▸ Brief: Entries follow. Set all of them down as they stand.

▸ Source records:
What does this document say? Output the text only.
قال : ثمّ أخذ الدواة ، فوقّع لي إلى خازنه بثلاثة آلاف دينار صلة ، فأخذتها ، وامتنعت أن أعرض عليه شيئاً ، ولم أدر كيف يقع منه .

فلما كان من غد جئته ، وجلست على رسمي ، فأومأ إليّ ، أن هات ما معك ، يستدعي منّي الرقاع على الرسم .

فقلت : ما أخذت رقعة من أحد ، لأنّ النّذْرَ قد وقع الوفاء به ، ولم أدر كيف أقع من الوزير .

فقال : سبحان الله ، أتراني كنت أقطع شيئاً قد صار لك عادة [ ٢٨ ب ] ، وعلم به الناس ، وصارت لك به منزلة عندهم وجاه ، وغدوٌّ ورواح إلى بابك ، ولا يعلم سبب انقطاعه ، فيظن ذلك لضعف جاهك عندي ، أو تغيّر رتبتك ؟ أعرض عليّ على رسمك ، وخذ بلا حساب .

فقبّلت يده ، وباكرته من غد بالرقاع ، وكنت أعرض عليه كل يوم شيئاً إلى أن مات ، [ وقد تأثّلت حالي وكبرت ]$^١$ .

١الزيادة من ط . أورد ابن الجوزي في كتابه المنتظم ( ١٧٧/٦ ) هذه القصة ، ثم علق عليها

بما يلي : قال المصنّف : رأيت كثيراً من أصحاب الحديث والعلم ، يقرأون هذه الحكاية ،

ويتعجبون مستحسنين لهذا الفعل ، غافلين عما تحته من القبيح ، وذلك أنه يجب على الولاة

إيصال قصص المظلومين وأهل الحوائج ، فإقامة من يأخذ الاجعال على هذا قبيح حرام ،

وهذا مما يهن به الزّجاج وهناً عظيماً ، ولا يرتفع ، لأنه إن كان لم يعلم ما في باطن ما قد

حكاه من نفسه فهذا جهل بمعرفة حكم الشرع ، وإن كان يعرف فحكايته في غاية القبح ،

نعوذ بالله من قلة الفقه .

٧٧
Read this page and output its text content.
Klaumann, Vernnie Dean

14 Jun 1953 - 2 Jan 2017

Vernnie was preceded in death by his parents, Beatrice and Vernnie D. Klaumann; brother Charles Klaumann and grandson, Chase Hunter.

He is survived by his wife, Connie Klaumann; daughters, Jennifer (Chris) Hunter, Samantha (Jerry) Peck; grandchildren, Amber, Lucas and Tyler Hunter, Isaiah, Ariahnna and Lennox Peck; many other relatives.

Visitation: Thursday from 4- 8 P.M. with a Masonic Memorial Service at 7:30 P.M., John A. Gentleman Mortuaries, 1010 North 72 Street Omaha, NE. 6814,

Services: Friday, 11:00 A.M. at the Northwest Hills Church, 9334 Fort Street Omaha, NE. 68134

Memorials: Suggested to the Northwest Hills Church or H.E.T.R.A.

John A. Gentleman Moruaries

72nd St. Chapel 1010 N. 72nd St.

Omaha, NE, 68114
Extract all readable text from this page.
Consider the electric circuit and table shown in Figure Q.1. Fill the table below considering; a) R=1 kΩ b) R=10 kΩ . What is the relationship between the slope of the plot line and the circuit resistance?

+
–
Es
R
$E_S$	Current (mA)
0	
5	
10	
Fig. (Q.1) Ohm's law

▸ Solution for this exercise:
What does this document say? Output the text only.
قال : ثمّ أخذ الدواة ، فوقّع لي إلى خازنه بثلاثة آلاف دينار صلة ، فأخذتها ، وامتنعت أن أعرض عليه شيئاً ، ولم أدر كيف يقع منه .

فلما كان من غد جئته ، وجلست على رسمي ، فأومأ إليّ ، أن هات ما معك ، يستدعي منّي الرقاع على الرسم .

فقلت : ما أخذت رقعة من أحد ، لأنّ النّذْرَ قد وقع الوفاء به ، ولم أدر كيف أقع من الوزير .

فقال : سبحان الله ، أتراني كنت أقطع شيئاً قد صار لك عادة [ ٢٨ ب ] ، وعلم به الناس ، وصارت لك به منزلة عندهم وجاه ، وغدوٌّ ورواح إلى بابك ، ولا يعلم سبب انقطاعه ، فيظن ذلك لضعف جاهك عندي ، أو تغيّر رتبتك ؟ أعرض عليّ على رسمك ، وخذ بلا حساب .

فقبّلت يده ، وباكرته من غد بالرقاع ، وكنت أعرض عليه كل يوم شيئاً إلى أن مات ، [ وقد تأثّلت حالي وكبرت ]$^١$ .

١الزيادة من ط . أورد ابن الجوزي في كتابه المنتظم ( ١٧٧/٦ ) هذه القصة ، ثم علق عليها

بما يلي : قال المصنّف : رأيت كثيراً من أصحاب الحديث والعلم ، يقرأون هذه الحكاية ،

ويتعجبون مستحسنين لهذا الفعل ، غافلين عما تحته من القبيح ، وذلك أنه يجب على الولاة

إيصال قصص المظلومين وأهل الحوائج ، فإقامة من يأخذ الاجعال على هذا قبيح حرام ،

وهذا مما يهن به الزّجاج وهناً عظيماً ، ولا يرتفع ، لأنه إن كان لم يعلم ما في باطن ما قد

حكاه من نفسه فهذا جهل بمعرفة حكم الشرع ، وإن كان يعرف فحكايته في غاية القبح ،

نعوذ بالله من قلة الفقه .

٧٧
Read this page and output its text content.
Klaumann, Vernnie Dean

14 Jun 1953 - 2 Jan 2017

Vernnie was preceded in death by his parents, Beatrice and Vernnie D. Klaumann; brother Charles Klaumann and grandson, Chase Hunter.

He is survived by his wife, Connie Klaumann; daughters, Jennifer (Chris) Hunter, Samantha (Jerry) Peck; grandchildren, Amber, Lucas and Tyler Hunter, Isaiah, Ariahnna and Lennox Peck; many other relatives.

Visitation: Thursday from 4- 8 P.M. with a Masonic Memorial Service at 7:30 P.M., John A. Gentleman Mortuaries, 1010 North 72 Street Omaha, NE. 6814,

Services: Friday, 11:00 A.M. at the Northwest Hills Church, 9334 Fort Street Omaha, NE. 68134

Memorials: Suggested to the Northwest Hills Church or H.E.T.R.A.

John A. Gentleman Moruaries

72nd St. Chapel 1010 N. 72nd St.

Omaha, NE, 68114
Extract all readable text from this page.
Consider the electric circuit and table shown in Figure Q.1. Fill the table below considering; a) R=1 kΩ b) R=10 kΩ . What is the relationship between the slope of the plot line and the circuit resistance?

+
–
Es
R
$E_S$	Current (mA)
0	
5	
10	
Fig. (Q.1) Ohm's law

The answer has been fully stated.